Work task:
Please report each line in the material below that includes "ersten".

=== Data to examine ===

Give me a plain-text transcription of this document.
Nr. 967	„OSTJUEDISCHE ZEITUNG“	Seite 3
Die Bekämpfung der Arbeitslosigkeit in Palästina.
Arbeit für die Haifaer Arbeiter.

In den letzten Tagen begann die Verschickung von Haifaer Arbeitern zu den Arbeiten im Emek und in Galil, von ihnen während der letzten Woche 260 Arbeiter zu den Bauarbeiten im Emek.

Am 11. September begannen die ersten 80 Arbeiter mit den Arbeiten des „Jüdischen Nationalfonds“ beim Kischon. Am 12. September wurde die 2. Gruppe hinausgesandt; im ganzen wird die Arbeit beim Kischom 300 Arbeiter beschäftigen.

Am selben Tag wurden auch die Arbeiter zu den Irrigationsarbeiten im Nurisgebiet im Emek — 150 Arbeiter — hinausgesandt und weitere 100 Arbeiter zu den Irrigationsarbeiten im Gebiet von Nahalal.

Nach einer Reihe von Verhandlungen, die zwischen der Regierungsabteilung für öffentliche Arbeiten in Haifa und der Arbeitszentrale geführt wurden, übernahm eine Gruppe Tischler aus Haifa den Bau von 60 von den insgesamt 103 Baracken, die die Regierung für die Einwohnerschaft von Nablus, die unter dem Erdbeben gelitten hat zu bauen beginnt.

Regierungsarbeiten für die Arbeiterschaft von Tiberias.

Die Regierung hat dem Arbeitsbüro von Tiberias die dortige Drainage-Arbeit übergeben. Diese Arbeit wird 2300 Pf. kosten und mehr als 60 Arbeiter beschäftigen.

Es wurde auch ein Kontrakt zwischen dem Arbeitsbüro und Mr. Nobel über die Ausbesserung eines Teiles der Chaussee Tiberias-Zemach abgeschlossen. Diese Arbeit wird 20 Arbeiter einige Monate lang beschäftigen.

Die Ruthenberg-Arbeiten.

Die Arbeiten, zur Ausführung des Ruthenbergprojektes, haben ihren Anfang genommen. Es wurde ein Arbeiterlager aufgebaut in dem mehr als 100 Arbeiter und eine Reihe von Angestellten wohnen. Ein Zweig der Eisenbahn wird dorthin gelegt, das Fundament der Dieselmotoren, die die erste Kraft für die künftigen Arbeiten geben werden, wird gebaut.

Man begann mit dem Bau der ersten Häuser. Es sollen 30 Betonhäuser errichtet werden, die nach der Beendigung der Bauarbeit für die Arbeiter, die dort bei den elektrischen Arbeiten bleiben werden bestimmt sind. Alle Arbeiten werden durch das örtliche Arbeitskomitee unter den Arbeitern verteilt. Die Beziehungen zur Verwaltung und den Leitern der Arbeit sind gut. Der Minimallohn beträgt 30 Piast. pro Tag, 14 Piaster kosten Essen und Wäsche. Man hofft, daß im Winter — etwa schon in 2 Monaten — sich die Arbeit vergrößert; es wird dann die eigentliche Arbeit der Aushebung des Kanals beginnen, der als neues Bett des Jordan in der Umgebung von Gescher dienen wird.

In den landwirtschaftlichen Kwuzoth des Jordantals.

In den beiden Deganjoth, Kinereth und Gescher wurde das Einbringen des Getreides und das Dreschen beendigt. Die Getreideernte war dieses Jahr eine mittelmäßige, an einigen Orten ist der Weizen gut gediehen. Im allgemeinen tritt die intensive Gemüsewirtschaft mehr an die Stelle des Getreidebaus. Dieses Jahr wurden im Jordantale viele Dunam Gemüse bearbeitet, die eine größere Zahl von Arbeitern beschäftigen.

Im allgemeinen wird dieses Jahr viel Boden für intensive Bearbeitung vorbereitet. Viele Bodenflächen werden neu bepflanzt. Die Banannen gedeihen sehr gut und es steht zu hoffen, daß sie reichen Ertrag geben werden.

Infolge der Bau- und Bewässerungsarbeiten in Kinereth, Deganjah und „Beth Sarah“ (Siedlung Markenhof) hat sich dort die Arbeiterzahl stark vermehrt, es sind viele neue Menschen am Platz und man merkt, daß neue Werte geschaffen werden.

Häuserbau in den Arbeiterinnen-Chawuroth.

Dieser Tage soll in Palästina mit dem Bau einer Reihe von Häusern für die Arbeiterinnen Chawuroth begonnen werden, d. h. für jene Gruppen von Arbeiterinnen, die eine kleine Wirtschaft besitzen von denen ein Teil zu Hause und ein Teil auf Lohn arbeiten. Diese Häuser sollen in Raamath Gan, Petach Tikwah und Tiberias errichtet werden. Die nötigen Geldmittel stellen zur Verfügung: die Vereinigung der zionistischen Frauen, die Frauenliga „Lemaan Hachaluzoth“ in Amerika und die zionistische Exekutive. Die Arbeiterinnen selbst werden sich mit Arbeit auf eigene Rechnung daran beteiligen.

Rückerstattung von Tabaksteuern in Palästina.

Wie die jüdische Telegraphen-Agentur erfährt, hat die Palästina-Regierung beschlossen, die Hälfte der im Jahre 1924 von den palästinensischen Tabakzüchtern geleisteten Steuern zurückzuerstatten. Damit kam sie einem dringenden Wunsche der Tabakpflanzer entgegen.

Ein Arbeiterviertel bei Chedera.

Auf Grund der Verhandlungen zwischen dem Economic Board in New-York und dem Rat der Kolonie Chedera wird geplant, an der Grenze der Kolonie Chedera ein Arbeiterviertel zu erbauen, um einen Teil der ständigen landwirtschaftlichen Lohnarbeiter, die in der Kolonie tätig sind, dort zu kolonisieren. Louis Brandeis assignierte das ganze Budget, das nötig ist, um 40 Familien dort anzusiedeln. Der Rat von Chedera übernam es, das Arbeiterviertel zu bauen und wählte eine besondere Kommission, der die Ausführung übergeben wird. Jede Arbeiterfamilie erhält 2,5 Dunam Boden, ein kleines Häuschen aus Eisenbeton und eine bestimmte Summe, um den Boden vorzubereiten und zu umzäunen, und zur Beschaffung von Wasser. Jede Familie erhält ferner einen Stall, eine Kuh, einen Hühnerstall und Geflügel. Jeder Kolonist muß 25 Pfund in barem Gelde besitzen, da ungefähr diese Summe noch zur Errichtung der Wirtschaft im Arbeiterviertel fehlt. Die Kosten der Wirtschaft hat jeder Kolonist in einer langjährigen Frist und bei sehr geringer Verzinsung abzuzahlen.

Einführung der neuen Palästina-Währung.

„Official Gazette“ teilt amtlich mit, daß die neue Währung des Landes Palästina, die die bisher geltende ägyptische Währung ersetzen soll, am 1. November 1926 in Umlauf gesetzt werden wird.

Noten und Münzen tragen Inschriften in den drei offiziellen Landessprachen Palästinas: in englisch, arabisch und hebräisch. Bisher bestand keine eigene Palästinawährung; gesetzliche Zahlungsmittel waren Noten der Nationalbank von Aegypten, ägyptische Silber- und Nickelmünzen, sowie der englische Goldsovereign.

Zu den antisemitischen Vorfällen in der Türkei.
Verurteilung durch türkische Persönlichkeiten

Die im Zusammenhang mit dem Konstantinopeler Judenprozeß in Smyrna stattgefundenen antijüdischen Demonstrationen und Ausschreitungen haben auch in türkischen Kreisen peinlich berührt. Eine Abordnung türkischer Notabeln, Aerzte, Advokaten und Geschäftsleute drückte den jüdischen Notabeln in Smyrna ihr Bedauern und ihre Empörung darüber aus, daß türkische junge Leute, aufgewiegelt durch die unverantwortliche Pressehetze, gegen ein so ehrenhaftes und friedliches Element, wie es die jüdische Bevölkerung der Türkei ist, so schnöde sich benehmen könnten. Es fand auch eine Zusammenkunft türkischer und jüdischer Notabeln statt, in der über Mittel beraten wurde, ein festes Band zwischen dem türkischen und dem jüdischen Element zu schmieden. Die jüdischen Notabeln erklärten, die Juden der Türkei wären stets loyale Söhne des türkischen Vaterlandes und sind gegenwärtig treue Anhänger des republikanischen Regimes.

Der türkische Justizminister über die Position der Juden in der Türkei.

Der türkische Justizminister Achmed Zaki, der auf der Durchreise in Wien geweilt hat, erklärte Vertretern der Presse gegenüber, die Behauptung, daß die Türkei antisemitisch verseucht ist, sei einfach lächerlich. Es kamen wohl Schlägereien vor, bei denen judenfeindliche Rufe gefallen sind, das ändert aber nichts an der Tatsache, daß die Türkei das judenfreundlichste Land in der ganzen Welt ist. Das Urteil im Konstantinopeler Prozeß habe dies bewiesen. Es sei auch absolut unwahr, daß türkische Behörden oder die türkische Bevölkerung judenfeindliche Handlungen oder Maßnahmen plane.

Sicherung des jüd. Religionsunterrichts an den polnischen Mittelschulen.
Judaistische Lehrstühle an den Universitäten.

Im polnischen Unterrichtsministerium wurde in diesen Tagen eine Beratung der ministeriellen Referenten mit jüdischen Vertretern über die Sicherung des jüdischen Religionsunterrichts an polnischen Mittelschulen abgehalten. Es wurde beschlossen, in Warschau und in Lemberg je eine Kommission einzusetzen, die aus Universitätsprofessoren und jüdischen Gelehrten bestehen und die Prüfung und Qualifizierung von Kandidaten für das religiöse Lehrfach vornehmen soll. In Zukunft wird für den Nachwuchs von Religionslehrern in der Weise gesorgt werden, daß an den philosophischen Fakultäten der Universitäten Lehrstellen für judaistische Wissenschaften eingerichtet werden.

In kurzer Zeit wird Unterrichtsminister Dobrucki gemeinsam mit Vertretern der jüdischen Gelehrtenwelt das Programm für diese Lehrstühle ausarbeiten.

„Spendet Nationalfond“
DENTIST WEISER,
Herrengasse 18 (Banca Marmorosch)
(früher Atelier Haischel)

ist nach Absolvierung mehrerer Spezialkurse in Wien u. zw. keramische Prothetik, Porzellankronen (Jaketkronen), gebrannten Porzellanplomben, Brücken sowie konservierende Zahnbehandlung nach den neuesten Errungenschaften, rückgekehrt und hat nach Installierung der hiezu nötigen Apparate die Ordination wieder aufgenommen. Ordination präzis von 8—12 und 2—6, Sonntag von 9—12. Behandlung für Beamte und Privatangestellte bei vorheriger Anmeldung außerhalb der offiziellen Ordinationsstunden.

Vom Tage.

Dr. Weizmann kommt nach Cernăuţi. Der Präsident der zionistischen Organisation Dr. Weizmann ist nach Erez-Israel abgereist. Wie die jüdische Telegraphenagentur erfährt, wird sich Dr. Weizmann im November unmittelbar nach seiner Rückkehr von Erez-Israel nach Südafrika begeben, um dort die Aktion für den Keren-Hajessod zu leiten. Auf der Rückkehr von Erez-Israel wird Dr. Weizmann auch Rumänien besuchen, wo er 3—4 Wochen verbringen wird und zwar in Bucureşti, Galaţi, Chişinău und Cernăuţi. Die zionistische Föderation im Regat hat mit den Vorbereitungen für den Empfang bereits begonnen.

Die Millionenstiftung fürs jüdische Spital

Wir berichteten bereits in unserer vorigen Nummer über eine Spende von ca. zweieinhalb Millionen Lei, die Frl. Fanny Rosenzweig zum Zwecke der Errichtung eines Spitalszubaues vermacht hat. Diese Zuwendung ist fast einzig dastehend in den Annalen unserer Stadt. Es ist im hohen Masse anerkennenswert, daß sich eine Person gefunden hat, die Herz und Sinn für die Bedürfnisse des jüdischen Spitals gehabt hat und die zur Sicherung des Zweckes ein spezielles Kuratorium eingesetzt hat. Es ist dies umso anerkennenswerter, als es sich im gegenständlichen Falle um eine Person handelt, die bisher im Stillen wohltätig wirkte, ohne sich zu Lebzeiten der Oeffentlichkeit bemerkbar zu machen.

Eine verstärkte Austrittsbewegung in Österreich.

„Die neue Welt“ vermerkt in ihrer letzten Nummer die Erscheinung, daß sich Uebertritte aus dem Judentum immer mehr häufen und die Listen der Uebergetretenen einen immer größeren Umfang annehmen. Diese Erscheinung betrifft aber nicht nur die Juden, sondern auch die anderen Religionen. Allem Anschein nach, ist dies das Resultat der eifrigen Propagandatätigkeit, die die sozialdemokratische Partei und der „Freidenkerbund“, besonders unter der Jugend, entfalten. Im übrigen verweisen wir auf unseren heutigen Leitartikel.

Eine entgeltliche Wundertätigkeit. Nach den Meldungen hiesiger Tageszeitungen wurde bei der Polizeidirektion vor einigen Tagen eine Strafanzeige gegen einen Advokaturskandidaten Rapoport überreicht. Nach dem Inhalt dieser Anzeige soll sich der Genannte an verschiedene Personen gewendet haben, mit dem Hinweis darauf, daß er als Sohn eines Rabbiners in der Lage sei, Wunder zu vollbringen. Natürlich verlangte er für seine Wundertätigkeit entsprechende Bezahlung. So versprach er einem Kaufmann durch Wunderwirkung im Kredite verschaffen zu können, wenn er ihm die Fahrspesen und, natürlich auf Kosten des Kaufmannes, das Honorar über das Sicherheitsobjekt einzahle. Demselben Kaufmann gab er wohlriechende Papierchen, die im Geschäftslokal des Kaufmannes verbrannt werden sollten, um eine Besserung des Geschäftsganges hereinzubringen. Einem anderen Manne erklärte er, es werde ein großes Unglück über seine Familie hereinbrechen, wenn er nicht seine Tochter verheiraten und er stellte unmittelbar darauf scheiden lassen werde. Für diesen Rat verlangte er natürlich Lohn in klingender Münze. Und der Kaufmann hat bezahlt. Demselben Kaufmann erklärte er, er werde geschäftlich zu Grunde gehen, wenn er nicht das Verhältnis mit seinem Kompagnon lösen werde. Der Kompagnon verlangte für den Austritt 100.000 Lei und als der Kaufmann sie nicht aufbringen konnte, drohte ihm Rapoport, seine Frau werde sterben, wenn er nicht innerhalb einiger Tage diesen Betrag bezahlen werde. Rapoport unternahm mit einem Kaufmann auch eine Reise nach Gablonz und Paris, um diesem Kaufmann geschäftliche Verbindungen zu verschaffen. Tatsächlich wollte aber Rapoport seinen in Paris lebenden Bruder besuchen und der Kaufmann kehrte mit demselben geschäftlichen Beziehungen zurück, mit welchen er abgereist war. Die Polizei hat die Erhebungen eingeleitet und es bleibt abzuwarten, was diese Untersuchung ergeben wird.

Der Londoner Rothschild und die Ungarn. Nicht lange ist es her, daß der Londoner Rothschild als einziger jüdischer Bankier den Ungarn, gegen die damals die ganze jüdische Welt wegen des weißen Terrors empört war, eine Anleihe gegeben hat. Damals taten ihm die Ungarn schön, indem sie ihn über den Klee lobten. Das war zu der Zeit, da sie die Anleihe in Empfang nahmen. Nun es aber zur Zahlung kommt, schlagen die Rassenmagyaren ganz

===

Response to this exercise:
Am 11. September begannen die ersten 80 Arbeiter mit den Arbeiten des „Jüdischen Nationalfonds“ beim Kischon. Am 12. September wurde die 2. Gruppe hinausgesandt; im ganzen wird die Arbeit beim Kischom 300 Arbeiter beschäftigen.
Man begann mit dem Bau der ersten Häuser. Es sollen 30 Betonhäuser errichtet werden, die nach der Beendigung der Bauarbeit für die Arbeiter, die dort bei den elektrischen Arbeiten bleiben werden bestimmt sind. Alle Arbeiten werden durch das örtliche Arbeitskomitee unter den Arbeitern verteilt. Die Beziehungen zur Verwaltung und den Leitern der Arbeit sind gut. Der Minimallohn beträgt 30 Piast. pro Tag, 14 Piaster kosten Essen und Wäsche. Man hofft, daß im Winter — etwa schon in 2 Monaten — sich die Arbeit vergrößert; es wird dann die eigentliche Arbeit der Aushebung des Kanals beginnen, der als neues Bett des Jordan in der Umgebung von Gescher dienen wird.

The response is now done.